▶ **ANGEZEIGTER TEXT**
::::::::::

Aber ich lasse es mir nicht nehmen trotz des einsetzenden Regens die Burg in Atami im jetzigen Zustand auf digitale Speicherkarte zu fesseln. Kostet ja glücklicherweise nichts. Wenn der Himmel im Background noch etwas schöner wäre, könnte ich mit dem Foto leben. Ah, so etwas ärgert mich.

Ich fahre den Berg sehr rasant hinunter und folge der Route 135 weiter nach Süden in Richtung meines nächsten Ziels. Ein uralter Vulkan. Ich fahre die Berge rauf und rase sie auf der anderen Seite wieder hinunter. Bisschen Spaß macht das ja schon. Nur bekommt mir der Nieselregen nicht. Oder besser. Ich möchte meine Kameras nicht der Feuchtigkeit aussetzten. Die ActionCam hingegen hat ja ein Unterwassergehäuse. Der ist das egal. Die rennt auch immer schön mit. An einem 7/11 halte ich kurz an, und kaufe mir noch Vorrat für die nächste Etappe. Während ich so das eine Eis weglöffle kommt es mir so vor, als ob das junge Mädchen ihren Hund gerne hier am Laden anbinden und verschwinden möchte. Aber ich kann mich darum nicht kümmern.

::::::::::

(Daten zum Dokumentverständnis)
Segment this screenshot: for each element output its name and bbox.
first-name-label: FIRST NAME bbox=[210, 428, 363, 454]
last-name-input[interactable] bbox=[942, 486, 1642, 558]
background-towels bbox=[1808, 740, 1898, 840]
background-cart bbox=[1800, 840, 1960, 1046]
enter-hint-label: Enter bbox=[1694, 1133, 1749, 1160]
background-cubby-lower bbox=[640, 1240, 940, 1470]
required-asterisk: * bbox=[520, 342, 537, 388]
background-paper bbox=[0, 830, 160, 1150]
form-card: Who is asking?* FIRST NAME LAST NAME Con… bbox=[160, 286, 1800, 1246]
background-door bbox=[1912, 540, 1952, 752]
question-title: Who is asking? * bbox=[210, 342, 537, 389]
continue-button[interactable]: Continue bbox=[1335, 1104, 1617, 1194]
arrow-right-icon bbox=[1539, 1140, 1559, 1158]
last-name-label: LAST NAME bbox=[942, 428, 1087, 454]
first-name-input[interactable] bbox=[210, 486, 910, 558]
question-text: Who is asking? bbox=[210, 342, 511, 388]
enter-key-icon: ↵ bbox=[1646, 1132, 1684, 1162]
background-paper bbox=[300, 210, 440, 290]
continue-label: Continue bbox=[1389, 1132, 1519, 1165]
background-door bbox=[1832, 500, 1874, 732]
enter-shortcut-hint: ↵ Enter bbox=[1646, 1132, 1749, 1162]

::::::::::

Führe den Reisebericht über die Fahrt auf der Route 135 im Anschluss an seinen letzten Satz weiter. Das Material steht in keinem Zusammenhang mit dem Reisebericht.

▶ **LÖSUNG**
Nach zwei langen Tunneln, folgt eine gigantische Abfahrt. Der Hammer. Das ist wie in der Episode aus Goldenboy. Die wo Kintaro versucht die Frau auf dem Motorrad zu überholen.^^ In der kleinen Stadt am Meer in der ich jetzt angekommen bin, gibt es einen MC der 24 Stunden offen hat. Dort hau ich mich erst mal hin um die Kameraakkus zu laden. Es sollten schon einige platt sein. Ich bestelle mir ein Teriyaki Burger Menu für 606YEN und saugen dem MC dafür auch noch schön was aus der Steckdose. Es ist etwa 19:50 als im den Mc betrete und drei Stunden später geht es weiter. So in etwa. Meine Aufzeichnungen sind hier hingehend etwas ungenau.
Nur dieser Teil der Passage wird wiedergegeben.